(Dataset excerpts)
________________________________________

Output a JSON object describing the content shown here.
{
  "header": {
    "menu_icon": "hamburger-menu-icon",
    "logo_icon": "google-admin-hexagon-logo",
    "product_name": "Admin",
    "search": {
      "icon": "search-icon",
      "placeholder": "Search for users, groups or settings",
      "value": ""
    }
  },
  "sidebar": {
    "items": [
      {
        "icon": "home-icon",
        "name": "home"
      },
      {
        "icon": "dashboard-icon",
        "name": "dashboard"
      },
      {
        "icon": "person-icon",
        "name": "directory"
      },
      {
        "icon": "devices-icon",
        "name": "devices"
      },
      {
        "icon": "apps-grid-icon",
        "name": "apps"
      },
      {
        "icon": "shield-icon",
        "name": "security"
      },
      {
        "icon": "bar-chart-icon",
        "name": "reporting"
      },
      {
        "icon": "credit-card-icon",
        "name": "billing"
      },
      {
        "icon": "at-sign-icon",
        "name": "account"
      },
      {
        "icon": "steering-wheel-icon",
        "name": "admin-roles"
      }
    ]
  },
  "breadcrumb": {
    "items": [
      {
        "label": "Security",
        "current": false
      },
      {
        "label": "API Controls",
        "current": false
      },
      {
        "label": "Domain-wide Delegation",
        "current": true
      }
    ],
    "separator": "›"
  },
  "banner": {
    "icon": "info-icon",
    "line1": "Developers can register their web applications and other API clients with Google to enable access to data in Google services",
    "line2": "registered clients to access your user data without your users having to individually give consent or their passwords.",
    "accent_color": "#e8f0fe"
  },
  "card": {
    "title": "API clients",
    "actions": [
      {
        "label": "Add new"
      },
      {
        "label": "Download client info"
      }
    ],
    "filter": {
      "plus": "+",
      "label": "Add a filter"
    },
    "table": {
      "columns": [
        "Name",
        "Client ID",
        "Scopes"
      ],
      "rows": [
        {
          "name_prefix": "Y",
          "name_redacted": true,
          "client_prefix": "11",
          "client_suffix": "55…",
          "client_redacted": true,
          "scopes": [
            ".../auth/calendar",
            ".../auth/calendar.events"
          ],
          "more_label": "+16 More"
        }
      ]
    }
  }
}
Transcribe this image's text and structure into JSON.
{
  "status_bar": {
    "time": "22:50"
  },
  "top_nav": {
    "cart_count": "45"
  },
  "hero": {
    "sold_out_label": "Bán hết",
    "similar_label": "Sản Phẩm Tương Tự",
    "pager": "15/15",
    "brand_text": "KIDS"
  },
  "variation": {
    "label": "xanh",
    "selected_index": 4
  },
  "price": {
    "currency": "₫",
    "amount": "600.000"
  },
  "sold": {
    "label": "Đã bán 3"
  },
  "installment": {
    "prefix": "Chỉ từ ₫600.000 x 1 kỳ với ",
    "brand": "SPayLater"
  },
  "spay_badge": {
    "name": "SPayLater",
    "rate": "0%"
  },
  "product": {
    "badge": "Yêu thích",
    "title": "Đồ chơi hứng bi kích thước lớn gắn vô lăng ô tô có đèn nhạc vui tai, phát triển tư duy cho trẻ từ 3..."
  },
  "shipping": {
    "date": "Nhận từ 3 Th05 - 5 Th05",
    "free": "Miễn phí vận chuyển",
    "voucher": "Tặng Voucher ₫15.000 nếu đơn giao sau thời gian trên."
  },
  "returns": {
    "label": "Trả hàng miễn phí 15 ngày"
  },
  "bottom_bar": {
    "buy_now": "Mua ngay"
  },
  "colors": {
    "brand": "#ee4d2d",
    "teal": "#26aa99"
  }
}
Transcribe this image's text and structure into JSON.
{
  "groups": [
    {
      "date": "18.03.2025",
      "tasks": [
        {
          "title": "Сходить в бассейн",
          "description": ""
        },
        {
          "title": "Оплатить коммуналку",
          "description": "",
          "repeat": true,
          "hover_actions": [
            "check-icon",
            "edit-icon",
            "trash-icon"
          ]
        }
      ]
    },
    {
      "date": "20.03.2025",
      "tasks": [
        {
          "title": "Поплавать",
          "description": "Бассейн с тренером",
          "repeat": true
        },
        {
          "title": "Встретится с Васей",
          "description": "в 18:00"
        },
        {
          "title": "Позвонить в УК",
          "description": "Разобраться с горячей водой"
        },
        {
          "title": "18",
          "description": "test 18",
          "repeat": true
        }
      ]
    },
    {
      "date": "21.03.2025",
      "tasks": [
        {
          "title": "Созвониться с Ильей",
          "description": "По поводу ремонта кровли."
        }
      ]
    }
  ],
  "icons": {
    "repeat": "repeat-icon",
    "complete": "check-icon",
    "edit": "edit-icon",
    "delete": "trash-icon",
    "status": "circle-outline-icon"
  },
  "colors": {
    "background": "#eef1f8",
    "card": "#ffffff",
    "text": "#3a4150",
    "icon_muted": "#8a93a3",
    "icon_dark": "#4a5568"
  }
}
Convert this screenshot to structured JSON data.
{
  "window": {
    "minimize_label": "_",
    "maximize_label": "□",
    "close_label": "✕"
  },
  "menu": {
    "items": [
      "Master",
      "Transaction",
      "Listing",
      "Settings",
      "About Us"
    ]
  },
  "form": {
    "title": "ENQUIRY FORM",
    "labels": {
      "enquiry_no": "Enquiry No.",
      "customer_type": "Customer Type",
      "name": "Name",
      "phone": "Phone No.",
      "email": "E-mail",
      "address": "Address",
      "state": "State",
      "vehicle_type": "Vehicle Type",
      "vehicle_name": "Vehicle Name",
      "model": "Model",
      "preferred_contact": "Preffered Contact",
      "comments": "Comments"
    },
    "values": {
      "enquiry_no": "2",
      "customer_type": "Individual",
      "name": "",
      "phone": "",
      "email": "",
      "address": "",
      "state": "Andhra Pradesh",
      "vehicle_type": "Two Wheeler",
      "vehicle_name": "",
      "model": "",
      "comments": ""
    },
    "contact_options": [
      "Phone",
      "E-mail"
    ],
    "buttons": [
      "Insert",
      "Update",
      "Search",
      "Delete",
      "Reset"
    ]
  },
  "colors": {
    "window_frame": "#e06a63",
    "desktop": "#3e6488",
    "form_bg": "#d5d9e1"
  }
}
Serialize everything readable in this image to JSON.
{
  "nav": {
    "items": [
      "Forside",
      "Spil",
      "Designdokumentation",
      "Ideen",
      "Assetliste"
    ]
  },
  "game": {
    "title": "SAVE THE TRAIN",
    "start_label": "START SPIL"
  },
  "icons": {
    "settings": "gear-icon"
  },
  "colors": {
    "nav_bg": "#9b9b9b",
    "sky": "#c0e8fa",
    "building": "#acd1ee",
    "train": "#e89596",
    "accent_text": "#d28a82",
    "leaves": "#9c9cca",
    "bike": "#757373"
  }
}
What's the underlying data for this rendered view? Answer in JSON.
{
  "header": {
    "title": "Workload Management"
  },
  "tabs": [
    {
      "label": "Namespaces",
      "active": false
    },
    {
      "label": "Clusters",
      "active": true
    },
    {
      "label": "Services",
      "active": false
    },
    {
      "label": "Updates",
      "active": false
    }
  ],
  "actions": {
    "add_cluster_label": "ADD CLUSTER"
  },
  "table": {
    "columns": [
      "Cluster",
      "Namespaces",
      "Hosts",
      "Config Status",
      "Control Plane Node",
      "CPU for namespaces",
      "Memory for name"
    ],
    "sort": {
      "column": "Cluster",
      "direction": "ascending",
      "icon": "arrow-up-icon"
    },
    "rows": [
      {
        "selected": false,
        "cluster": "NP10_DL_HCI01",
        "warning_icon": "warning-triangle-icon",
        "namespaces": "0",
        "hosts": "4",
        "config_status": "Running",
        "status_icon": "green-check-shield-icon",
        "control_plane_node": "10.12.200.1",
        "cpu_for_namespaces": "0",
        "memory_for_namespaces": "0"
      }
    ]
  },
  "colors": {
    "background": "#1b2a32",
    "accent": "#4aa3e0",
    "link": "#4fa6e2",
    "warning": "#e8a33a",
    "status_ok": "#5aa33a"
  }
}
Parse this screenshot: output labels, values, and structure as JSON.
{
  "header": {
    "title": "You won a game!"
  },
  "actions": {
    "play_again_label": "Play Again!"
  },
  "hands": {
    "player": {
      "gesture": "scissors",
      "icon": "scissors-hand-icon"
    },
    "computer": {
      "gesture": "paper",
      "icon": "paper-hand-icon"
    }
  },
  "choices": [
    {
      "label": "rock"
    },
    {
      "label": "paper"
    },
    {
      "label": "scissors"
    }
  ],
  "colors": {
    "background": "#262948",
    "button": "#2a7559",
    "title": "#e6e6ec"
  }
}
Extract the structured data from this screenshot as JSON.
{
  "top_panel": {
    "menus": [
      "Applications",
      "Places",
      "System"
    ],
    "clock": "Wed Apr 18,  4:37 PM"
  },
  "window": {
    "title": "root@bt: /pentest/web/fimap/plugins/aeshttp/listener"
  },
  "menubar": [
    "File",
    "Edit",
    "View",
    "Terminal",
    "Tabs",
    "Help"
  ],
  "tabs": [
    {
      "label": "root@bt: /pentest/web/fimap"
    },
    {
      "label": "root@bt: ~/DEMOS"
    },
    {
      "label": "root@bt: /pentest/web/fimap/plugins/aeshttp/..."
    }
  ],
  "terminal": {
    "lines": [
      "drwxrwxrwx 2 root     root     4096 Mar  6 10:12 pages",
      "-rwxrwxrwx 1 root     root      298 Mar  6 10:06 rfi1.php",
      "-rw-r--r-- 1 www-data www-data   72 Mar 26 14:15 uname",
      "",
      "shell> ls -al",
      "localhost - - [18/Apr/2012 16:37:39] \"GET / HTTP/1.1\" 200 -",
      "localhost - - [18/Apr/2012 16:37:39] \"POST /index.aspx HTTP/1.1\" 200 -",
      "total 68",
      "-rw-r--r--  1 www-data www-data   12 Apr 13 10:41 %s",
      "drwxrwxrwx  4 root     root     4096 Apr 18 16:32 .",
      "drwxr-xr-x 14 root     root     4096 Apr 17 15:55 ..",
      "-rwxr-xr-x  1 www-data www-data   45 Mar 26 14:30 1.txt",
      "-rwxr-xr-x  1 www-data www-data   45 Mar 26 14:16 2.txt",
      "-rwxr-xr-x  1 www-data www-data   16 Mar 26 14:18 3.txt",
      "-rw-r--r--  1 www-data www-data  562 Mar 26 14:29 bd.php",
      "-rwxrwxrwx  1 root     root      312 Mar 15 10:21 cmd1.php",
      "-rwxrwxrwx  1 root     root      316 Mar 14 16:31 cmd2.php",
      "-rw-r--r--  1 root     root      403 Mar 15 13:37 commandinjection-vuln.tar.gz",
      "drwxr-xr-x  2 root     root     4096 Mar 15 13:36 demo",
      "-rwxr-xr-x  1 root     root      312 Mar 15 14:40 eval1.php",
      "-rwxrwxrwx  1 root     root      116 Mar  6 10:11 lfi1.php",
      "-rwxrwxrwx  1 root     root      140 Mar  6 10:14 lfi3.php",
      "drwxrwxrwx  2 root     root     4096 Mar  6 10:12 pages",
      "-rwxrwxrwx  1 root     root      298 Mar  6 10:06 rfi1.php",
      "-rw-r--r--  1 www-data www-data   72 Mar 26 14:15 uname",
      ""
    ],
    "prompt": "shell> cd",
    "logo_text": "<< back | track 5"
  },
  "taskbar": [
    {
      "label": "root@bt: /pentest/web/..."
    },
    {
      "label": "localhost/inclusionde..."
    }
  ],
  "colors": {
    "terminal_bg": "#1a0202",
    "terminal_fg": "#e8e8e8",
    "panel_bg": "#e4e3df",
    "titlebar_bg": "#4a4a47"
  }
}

________________________________________

**Set exercise**
Give the count of lines holding the word "auth" and nothing more.

**Result of this exercise**
2